Exercise description: Skip every picture, then write out exactly the lines of the listing below from the line that contains "Give me a plain-text" through the final line.

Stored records
## Start
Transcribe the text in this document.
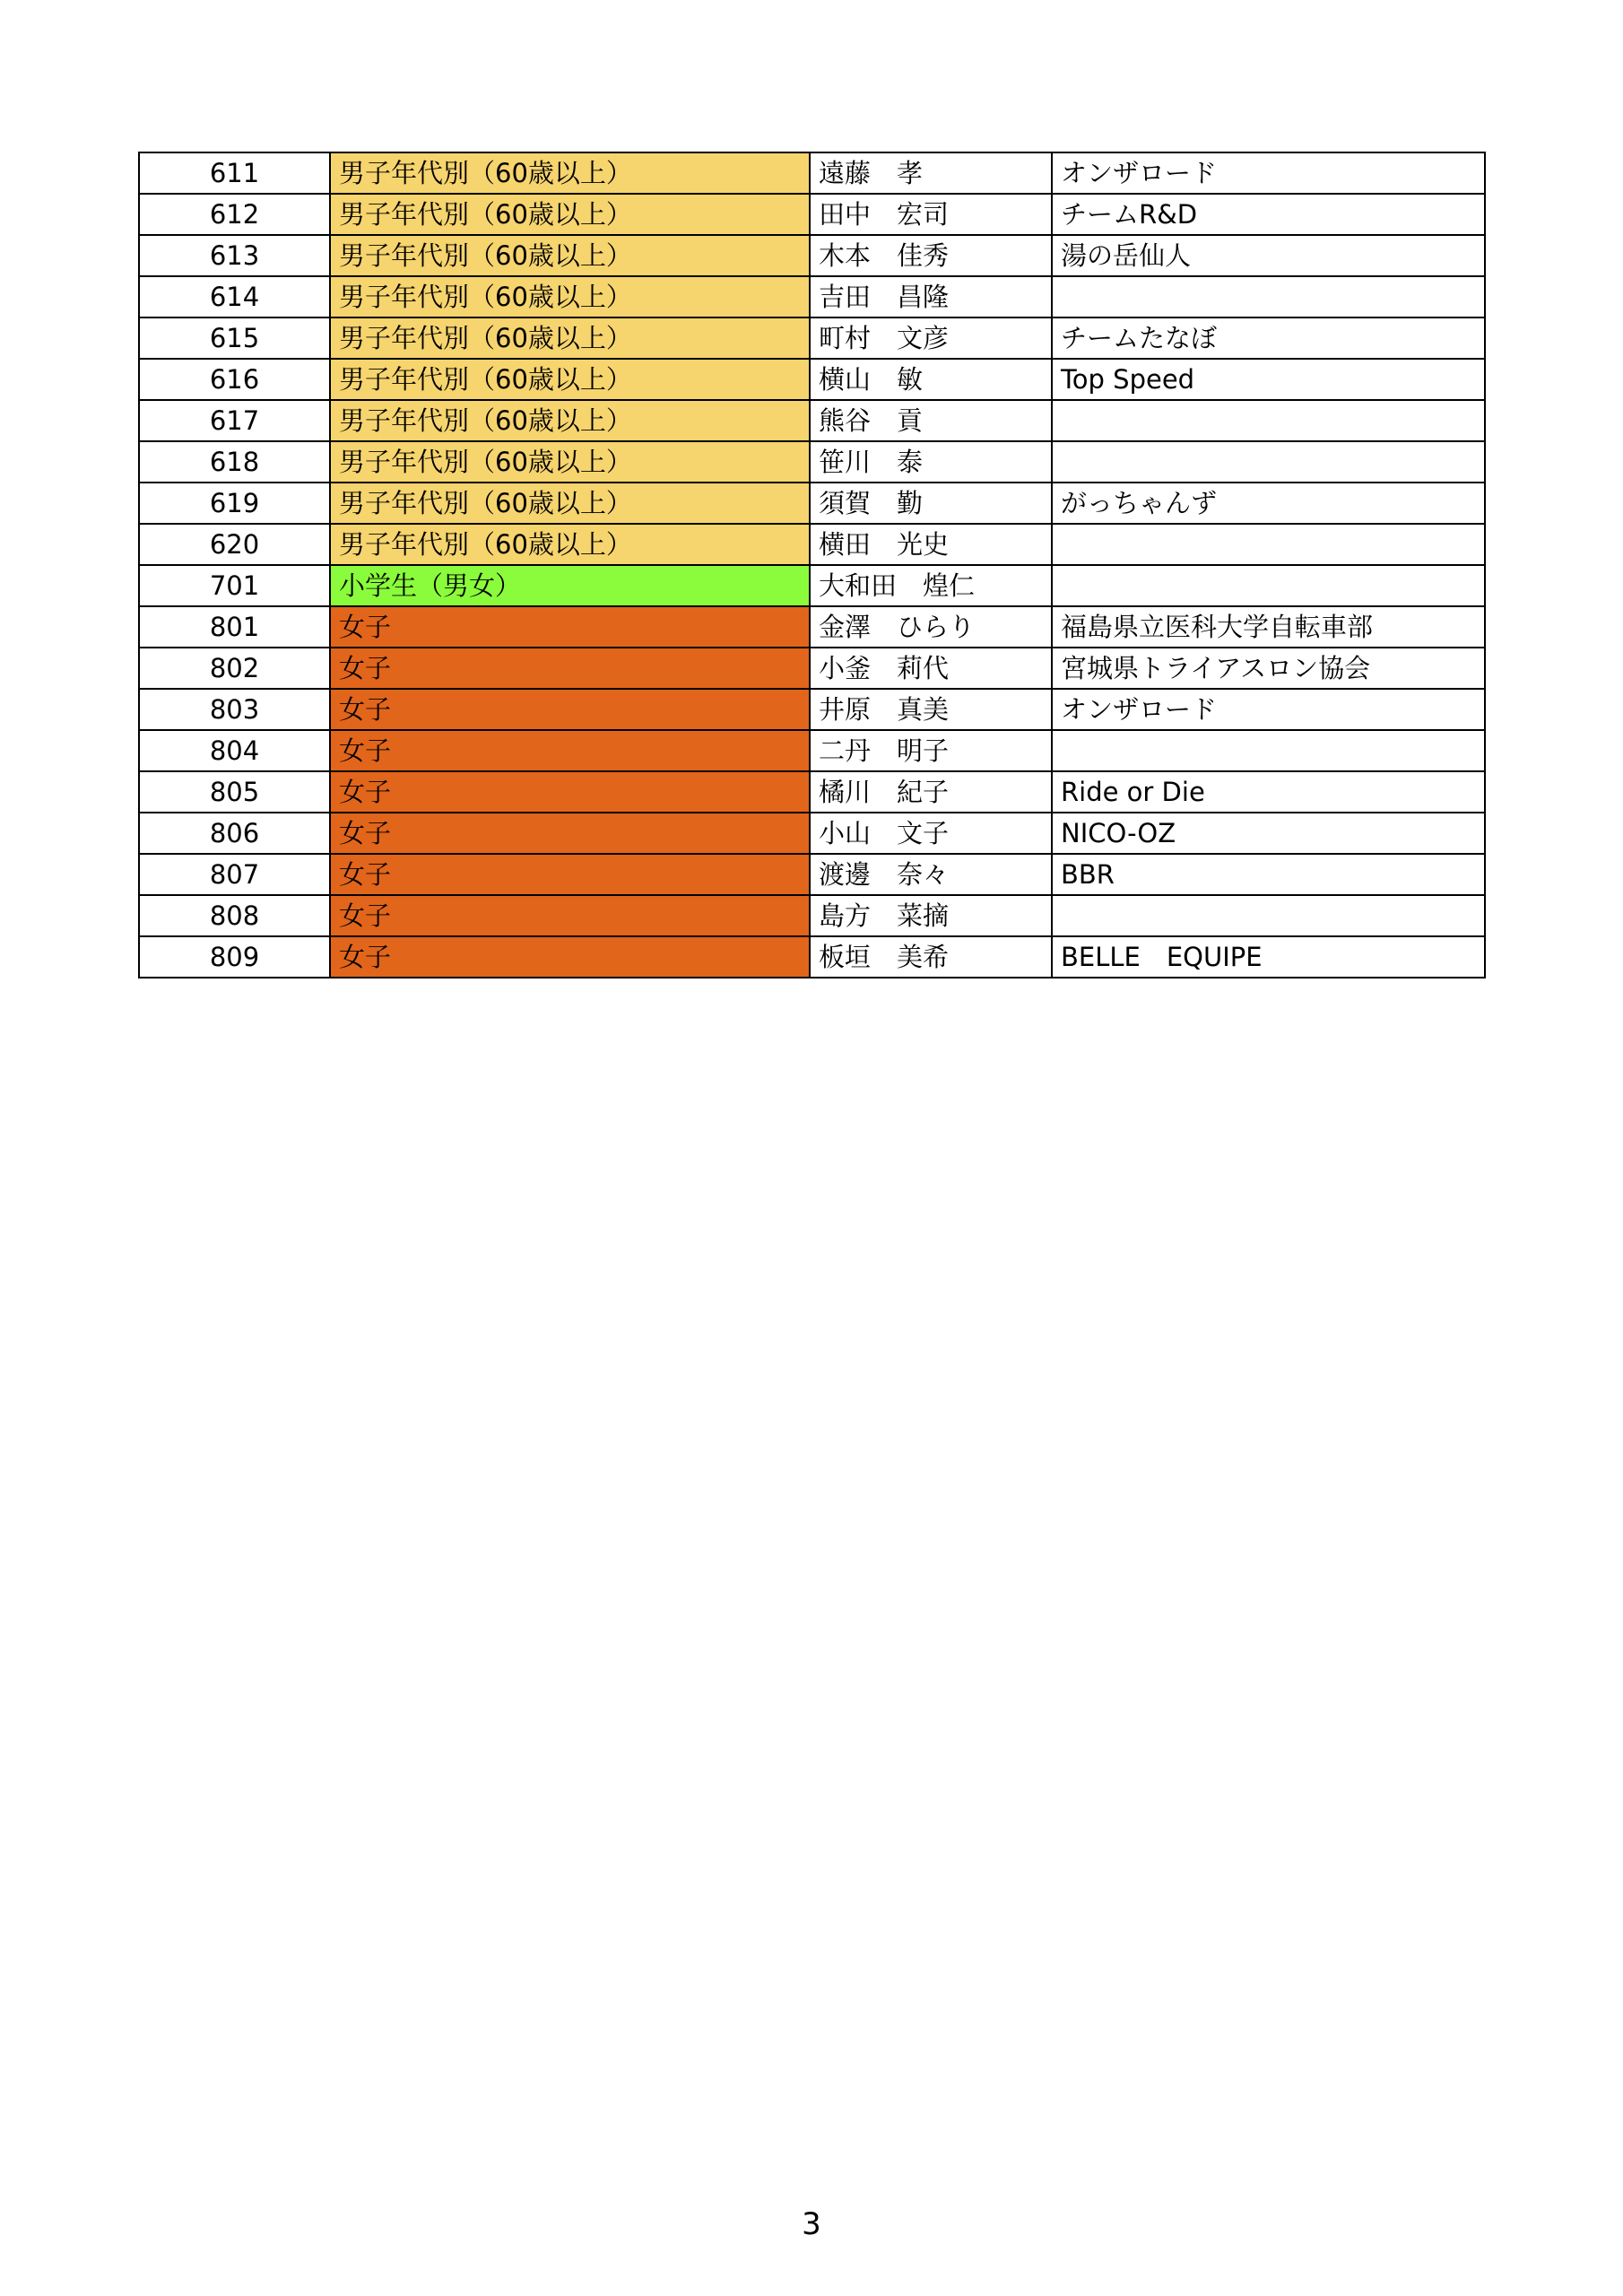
611	男子年代別（60歳以上）	遠藤　孝	オンザロード
612	男子年代別（60歳以上）	田中　宏司	チームR&D
613	男子年代別（60歳以上）	木本　佳秀	湯の岳仙人
614	男子年代別（60歳以上）	吉田　昌隆	
615	男子年代別（60歳以上）	町村　文彦	チームたなぼ
616	男子年代別（60歳以上）	横山　敏	Top Speed
617	男子年代別（60歳以上）	熊谷　貢	
618	男子年代別（60歳以上）	笹川　泰	
619	男子年代別（60歳以上）	須賀　勤	がっちゃんず
620	男子年代別（60歳以上）	横田　光史	
701	小学生（男女）	大和田　煌仁	
801	女子	金澤　ひらり	福島県立医科大学自転車部
802	女子	小釜　莉代	宮城県トライアスロン協会
803	女子	井原　真美	オンザロード
804	女子	二丹　明子	
805	女子	橘川　紀子	Ride or Die
806	女子	小山　文子	NICO-OZ
807	女子	渡邊　奈々	BBR
808	女子	島方　菜摘	
809	女子	板垣　美希	BELLE　EQUIPE
3
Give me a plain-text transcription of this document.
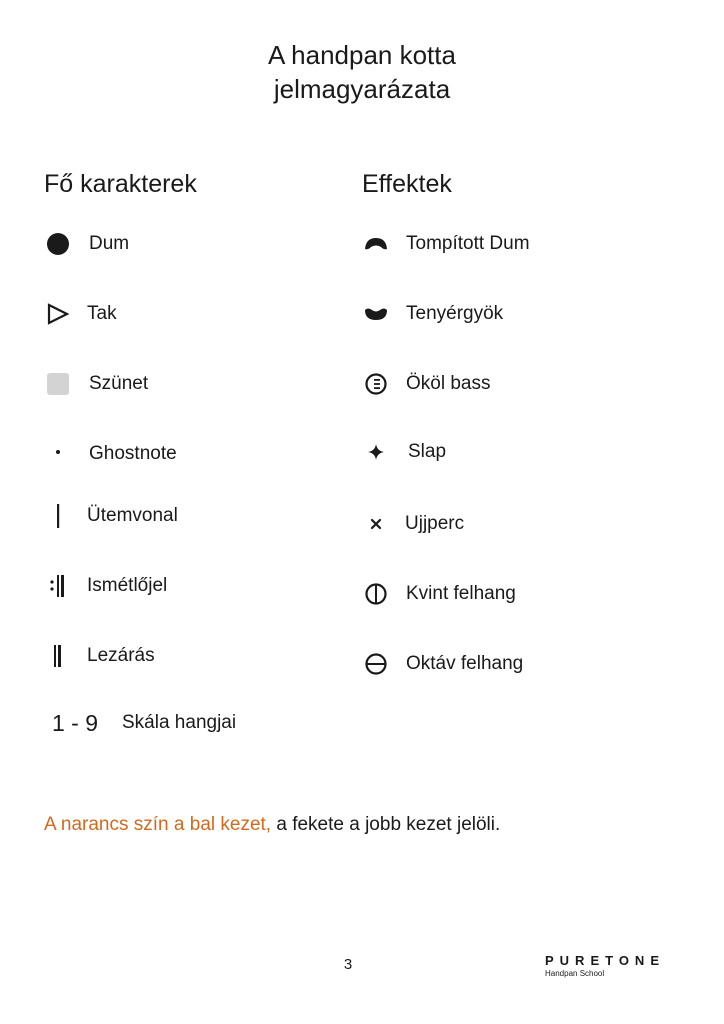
A handpan kotta
jelmagyarázata
Fő karakterek	Effektek
Dum
Tak
Szünet
Ghostnote
Ütemvonal
Ismétlőjel
Lezárás
1 - 9 Skála hangjai
Tompított Dum
Tenyérgyök
Ököl bass
Slap
Ujjperc
Kvint felhang
Oktáv felhang
A narancs szín a bal kezet, a fekete a jobb kezet jelöli.
3	PURETONE
Handpan School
## End
Correct result:
Give me a plain-text transcription of this document.
A handpan kotta
jelmagyarázata
Fő karakterek	Effektek
Dum
Tak
Szünet
Ghostnote
Ütemvonal
Ismétlőjel
Lezárás
1 - 9 Skála hangjai
Tompított Dum
Tenyérgyök
Ököl bass
Slap
Ujjperc
Kvint felhang
Oktáv felhang
A narancs szín a bal kezet, a fekete a jobb kezet jelöli.
3	PURETONE
Handpan School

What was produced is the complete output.